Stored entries
# # # #

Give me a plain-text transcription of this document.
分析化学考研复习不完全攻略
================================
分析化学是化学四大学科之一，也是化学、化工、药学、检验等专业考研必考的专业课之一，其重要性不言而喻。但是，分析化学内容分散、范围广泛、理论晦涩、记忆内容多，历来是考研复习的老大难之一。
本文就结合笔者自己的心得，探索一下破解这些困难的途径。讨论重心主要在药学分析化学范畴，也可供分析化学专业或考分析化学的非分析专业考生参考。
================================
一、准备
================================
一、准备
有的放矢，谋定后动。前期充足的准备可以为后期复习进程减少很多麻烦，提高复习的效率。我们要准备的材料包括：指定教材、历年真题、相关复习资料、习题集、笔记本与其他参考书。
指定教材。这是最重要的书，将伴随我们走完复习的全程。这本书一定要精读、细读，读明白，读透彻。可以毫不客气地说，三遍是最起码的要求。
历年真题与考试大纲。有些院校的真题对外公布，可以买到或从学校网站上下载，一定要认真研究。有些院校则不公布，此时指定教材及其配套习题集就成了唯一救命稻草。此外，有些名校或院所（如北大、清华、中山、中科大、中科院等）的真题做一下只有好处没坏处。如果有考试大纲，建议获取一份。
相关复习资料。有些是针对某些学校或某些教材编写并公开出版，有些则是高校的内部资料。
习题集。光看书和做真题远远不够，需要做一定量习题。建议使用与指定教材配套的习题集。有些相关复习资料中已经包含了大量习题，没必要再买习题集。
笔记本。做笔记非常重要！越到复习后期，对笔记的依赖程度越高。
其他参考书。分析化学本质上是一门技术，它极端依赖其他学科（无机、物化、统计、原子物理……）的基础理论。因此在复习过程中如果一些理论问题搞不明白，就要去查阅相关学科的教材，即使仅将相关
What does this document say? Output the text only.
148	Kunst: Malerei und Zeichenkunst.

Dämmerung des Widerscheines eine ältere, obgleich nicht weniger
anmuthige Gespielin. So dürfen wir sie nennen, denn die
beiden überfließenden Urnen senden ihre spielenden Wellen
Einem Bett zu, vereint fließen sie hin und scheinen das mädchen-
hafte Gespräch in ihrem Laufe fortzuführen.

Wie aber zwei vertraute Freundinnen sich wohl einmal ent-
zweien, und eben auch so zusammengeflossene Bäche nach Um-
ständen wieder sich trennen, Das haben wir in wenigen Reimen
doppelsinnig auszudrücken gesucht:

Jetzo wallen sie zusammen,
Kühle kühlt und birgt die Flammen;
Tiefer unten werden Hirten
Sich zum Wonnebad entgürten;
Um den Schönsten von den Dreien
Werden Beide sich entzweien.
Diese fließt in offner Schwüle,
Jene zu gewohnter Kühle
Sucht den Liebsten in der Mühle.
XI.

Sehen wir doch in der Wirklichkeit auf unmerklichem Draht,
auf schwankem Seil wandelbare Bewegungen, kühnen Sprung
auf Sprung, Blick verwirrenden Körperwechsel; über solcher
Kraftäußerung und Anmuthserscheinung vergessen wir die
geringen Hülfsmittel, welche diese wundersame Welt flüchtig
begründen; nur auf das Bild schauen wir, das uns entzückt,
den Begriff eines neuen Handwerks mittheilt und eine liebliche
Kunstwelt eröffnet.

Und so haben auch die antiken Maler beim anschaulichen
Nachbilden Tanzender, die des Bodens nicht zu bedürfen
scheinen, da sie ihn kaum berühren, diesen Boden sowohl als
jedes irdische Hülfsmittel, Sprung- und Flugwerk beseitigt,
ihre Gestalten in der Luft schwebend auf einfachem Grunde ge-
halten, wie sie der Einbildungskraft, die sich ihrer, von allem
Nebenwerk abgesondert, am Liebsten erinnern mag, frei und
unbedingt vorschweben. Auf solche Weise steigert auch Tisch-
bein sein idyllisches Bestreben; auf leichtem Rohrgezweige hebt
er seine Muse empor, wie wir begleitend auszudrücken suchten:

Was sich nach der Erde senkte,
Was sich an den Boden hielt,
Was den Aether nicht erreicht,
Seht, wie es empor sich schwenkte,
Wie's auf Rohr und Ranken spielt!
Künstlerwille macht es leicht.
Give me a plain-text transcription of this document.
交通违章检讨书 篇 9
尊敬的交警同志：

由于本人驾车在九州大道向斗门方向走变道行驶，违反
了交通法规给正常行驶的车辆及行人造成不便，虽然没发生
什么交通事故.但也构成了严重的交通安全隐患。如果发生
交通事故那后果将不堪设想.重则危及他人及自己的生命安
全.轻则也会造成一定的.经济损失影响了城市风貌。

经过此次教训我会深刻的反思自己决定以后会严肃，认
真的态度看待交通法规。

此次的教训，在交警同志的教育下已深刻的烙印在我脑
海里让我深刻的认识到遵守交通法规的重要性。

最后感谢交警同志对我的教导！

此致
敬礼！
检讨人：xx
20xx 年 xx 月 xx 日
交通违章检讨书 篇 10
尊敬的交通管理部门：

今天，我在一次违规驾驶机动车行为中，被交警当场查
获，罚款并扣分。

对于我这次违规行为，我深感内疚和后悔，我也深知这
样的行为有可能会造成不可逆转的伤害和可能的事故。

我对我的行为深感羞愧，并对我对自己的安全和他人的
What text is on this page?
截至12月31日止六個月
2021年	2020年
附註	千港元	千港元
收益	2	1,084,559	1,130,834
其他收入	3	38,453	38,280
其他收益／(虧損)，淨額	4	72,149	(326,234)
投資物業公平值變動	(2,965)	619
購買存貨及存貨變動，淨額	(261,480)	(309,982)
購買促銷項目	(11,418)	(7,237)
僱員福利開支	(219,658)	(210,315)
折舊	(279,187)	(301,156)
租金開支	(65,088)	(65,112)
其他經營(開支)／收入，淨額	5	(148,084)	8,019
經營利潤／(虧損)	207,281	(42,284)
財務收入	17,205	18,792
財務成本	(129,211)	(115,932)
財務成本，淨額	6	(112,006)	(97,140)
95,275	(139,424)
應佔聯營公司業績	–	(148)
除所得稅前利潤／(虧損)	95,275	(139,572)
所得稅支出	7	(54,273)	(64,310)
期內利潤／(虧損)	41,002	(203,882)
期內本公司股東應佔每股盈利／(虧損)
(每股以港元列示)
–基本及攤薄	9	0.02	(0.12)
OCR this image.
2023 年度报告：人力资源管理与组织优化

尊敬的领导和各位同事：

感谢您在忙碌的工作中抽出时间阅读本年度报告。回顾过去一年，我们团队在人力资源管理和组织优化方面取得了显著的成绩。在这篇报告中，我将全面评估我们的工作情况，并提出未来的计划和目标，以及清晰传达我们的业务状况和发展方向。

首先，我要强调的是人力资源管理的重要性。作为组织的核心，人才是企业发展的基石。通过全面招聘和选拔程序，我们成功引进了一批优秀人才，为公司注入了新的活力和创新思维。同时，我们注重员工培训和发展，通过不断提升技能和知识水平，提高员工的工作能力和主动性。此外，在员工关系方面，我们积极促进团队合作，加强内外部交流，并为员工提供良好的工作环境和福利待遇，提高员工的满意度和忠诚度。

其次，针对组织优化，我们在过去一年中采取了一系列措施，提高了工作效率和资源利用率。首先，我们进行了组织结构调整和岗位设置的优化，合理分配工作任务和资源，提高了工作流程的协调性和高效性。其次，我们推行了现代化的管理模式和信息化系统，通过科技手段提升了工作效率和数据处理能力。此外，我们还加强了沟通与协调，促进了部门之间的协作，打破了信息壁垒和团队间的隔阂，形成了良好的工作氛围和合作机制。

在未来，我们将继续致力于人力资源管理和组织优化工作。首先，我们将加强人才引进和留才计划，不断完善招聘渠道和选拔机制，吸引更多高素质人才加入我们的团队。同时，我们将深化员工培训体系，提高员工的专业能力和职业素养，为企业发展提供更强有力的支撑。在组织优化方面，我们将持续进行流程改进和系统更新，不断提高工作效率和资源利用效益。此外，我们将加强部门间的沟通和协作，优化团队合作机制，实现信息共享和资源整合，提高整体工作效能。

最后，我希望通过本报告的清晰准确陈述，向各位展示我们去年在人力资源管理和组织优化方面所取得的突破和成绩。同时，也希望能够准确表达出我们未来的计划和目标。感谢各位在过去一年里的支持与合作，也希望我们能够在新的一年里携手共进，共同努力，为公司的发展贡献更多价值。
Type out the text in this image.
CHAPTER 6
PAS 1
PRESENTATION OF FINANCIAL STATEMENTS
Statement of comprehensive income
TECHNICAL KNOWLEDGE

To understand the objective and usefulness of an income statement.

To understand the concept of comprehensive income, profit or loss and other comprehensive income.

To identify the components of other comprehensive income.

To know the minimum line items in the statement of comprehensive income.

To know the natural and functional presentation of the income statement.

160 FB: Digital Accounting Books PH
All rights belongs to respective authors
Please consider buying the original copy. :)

# # # #

### TASK TO COMPLETE
Copy all lines of the listing above that contain the string "Liebsten".

### WRITTEN REPLY
Sucht den Liebsten in der Mühle.
Nebenwerk abgesondert, am Liebsten erinnern mag, frei und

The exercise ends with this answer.